> EXERCISE
Isolate every line in the data with the string "this" and copy it.

> DATA SHOWN
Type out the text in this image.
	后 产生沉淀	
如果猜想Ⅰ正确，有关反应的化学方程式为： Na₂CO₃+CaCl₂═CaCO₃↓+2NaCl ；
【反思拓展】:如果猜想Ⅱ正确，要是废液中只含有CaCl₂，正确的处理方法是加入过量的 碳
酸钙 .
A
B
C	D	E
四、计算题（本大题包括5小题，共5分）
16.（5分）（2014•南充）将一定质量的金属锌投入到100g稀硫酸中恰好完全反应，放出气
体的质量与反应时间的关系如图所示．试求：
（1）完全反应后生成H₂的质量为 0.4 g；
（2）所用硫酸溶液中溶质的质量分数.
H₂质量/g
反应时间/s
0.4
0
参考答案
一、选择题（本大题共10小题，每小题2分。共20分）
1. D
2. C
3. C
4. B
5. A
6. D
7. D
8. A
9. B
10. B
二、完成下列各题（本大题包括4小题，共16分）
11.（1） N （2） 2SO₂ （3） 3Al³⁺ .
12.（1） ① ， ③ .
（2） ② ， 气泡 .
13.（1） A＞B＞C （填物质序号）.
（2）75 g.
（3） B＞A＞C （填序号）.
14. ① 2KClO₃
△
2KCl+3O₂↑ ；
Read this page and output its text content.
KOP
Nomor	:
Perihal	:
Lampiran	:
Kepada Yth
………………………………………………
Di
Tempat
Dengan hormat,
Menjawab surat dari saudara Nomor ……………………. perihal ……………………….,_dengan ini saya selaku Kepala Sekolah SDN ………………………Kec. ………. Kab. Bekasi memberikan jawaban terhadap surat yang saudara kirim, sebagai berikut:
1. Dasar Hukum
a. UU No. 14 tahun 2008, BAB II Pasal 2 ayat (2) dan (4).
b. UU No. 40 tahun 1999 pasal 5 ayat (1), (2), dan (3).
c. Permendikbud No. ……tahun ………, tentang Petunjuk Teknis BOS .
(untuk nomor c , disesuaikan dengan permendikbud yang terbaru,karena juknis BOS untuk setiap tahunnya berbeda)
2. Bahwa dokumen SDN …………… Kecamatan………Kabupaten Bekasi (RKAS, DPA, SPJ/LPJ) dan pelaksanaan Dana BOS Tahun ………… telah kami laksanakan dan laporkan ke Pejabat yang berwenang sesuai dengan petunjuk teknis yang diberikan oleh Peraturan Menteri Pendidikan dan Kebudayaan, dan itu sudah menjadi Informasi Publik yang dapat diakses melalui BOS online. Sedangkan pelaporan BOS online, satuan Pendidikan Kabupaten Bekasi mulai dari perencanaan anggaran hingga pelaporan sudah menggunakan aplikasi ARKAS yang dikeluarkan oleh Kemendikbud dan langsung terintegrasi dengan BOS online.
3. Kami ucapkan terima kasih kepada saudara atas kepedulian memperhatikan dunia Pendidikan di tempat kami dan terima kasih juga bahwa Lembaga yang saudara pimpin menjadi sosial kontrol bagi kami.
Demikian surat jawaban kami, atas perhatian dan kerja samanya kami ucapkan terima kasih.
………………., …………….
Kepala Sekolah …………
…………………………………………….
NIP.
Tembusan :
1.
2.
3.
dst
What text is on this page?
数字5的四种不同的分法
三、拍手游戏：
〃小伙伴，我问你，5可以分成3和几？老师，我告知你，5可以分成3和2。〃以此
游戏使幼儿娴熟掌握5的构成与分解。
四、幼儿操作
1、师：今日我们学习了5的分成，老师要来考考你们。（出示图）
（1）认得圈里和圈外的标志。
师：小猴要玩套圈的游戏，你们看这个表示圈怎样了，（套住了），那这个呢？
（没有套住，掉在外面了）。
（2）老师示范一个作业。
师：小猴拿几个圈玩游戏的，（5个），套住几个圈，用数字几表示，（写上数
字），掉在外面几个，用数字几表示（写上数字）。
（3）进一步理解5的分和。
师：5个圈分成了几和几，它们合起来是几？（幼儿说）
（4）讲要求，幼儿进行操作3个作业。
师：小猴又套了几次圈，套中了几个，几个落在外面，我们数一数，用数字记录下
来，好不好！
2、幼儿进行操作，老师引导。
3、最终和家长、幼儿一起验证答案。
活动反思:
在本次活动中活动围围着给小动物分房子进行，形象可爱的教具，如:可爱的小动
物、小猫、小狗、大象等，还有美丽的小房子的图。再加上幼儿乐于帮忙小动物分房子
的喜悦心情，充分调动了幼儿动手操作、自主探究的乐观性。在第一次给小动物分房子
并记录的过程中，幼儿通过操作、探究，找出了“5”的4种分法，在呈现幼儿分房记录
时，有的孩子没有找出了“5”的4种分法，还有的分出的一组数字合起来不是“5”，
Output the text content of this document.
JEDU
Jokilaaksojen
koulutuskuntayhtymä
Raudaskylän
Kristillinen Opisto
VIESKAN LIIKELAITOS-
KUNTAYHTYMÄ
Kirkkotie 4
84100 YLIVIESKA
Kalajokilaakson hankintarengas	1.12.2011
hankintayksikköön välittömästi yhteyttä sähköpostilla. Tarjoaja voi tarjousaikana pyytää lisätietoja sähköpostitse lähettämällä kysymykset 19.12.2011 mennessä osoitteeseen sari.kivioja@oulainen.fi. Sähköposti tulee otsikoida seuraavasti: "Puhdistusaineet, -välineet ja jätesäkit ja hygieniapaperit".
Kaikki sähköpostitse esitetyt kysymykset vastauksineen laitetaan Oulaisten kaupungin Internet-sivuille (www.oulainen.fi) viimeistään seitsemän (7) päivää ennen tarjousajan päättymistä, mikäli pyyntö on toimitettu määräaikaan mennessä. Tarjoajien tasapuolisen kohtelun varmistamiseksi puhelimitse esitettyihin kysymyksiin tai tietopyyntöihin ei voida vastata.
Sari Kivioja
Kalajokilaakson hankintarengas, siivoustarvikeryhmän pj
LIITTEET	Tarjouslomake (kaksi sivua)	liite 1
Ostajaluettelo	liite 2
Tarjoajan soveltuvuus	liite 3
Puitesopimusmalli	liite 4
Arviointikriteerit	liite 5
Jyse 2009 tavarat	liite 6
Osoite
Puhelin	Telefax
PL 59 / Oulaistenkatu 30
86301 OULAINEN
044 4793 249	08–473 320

> RIGHT ANSWER
Type out the text in this image.
Read this page and output its text content.
What text is on this page?
Output the text content of this document.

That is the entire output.